» Written instruction
Copy out the entries exactly, from the first line to the last.

» Extracted information
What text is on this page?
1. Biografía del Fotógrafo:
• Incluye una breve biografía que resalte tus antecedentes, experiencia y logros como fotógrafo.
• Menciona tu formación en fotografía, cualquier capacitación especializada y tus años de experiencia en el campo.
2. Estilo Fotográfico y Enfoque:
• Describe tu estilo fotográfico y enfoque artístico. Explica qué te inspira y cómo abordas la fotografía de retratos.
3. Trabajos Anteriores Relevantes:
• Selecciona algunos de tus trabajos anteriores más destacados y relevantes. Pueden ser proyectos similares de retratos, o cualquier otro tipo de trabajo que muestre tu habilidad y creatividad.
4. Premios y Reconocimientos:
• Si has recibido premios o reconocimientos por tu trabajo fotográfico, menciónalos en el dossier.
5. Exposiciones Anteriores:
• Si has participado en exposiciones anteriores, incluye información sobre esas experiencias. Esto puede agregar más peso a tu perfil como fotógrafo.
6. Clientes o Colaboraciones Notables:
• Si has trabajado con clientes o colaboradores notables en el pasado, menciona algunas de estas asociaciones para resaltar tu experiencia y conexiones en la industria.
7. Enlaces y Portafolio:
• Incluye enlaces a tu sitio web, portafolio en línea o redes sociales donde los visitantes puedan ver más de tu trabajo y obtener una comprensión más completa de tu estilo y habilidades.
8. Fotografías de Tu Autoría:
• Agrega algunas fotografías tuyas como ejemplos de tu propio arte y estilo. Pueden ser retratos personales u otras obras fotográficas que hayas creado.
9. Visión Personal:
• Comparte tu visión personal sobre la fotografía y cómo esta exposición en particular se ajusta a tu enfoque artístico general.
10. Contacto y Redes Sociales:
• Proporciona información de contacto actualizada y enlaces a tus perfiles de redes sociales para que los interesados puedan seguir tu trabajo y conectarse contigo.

» Written answer
What text is on this page?
1. Biografía del Fotógrafo:
• Incluye una breve biografía que resalte tus antecedentes, experiencia y logros como fotógrafo.
• Menciona tu formación en fotografía, cualquier capacitación especializada y tus años de experiencia en el campo.
2. Estilo Fotográfico y Enfoque:
• Describe tu estilo fotográfico y enfoque artístico. Explica qué te inspira y cómo abordas la fotografía de retratos.
3. Trabajos Anteriores Relevantes:
• Selecciona algunos de tus trabajos anteriores más destacados y relevantes. Pueden ser proyectos similares de retratos, o cualquier otro tipo de trabajo que muestre tu habilidad y creatividad.
4. Premios y Reconocimientos:
• Si has recibido premios o reconocimientos por tu trabajo fotográfico, menciónalos en el dossier.
5. Exposiciones Anteriores:
• Si has participado en exposiciones anteriores, incluye información sobre esas experiencias. Esto puede agregar más peso a tu perfil como fotógrafo.
6. Clientes o Colaboraciones Notables:
• Si has trabajado con clientes o colaboradores notables en el pasado, menciona algunas de estas asociaciones para resaltar tu experiencia y conexiones en la industria.
7. Enlaces y Portafolio:
• Incluye enlaces a tu sitio web, portafolio en línea o redes sociales donde los visitantes puedan ver más de tu trabajo y obtener una comprensión más completa de tu estilo y habilidades.
8. Fotografías de Tu Autoría:
• Agrega algunas fotografías tuyas como ejemplos de tu propio arte y estilo. Pueden ser retratos personales u otras obras fotográficas que hayas creado.
9. Visión Personal:
• Comparte tu visión personal sobre la fotografía y cómo esta exposición en particular se ajusta a tu enfoque artístico general.
10. Contacto y Redes Sociales:
• Proporciona información de contacto actualizada y enlaces a tus perfiles de redes sociales para que los interesados puedan seguir tu trabajo y conectarse contigo.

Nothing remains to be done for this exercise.